- **STATED GOAL**: Return a copy of every line in the records that includes the word "image".

----- ENTRIES SHOWN -----

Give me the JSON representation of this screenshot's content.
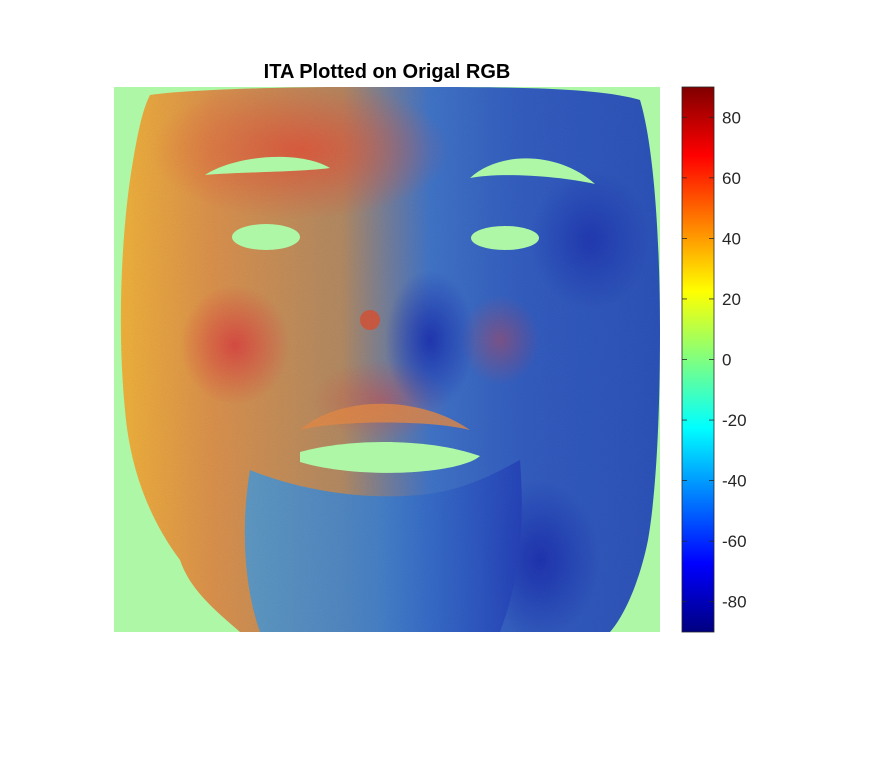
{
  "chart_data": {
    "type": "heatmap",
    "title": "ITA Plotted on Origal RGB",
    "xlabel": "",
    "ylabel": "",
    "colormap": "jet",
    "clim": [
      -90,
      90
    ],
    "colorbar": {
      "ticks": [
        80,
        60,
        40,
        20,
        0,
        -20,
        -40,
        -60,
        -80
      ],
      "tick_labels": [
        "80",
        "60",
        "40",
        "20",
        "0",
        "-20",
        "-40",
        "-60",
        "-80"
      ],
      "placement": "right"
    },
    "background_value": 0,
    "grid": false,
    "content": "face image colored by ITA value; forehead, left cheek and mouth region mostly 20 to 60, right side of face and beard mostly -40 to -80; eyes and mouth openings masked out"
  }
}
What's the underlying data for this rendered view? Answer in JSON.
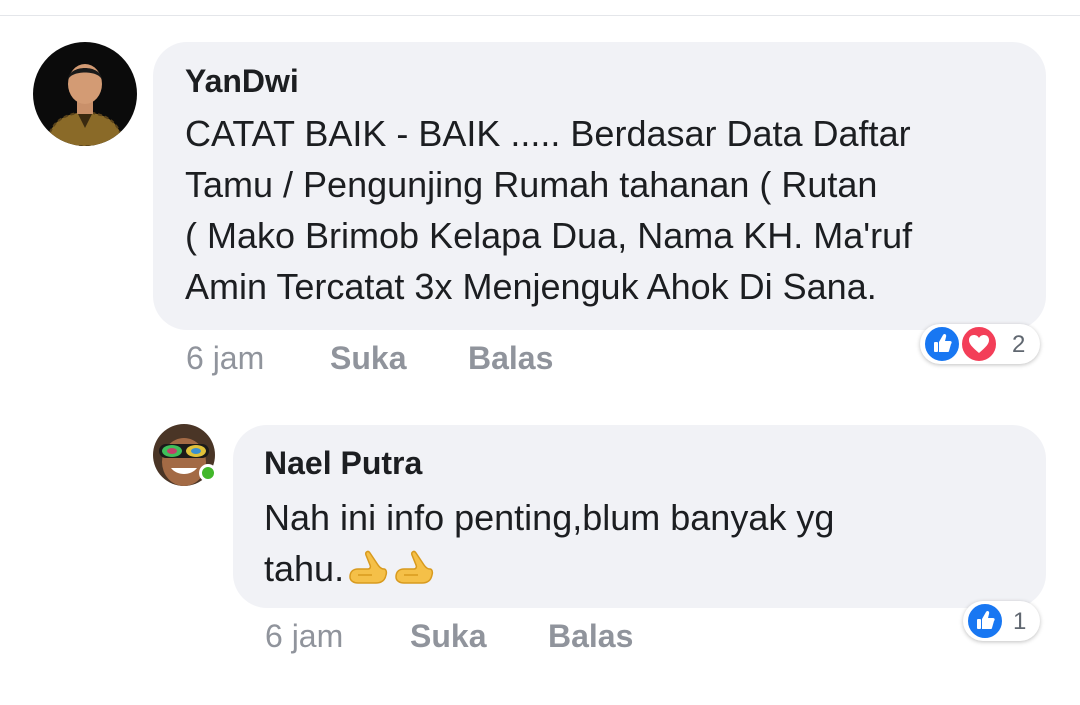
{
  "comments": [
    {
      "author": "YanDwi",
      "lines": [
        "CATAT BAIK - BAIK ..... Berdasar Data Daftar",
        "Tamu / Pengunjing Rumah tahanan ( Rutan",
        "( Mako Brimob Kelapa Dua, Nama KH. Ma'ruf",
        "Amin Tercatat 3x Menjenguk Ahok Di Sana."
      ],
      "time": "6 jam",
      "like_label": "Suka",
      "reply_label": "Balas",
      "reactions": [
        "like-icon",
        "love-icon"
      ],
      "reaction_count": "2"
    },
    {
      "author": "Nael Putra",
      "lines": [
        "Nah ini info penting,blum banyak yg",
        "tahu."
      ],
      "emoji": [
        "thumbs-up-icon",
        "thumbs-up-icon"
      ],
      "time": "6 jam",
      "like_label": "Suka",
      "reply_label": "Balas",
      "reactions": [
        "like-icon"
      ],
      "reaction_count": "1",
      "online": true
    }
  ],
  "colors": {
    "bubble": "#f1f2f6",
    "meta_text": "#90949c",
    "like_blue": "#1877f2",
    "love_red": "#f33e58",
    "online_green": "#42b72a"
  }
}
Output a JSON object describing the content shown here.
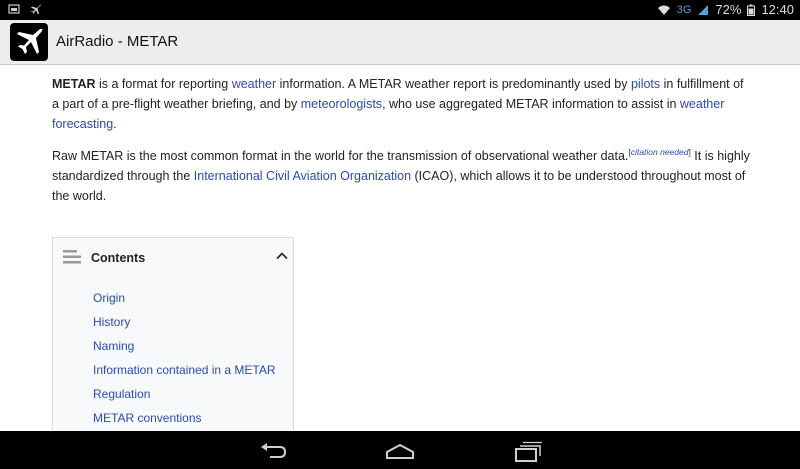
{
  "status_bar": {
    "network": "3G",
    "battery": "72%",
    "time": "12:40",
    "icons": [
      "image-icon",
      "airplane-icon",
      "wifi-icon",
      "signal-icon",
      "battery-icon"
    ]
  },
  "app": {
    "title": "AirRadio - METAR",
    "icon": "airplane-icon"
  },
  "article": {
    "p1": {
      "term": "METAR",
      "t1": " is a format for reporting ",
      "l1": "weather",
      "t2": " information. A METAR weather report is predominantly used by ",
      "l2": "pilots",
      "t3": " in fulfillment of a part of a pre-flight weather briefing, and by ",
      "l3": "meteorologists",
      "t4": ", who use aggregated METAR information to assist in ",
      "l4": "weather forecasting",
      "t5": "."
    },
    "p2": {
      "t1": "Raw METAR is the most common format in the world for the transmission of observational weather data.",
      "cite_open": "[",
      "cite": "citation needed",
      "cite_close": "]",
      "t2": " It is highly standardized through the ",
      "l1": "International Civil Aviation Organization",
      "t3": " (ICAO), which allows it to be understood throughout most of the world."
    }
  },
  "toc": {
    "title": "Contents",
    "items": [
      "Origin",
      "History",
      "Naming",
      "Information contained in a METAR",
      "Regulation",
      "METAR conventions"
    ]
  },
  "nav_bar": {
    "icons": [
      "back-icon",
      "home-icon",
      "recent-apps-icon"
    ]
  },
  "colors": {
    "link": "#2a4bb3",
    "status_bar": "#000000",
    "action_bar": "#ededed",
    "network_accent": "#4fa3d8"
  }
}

-----

- **SOLVED PROBLEM**:
    "content": "face image colored by ITA value; forehead, left cheek and mouth region mostly 20 to 60, right side of face and beard mostly -40 to -80; eyes and mouth openings masked out"
      "image-icon",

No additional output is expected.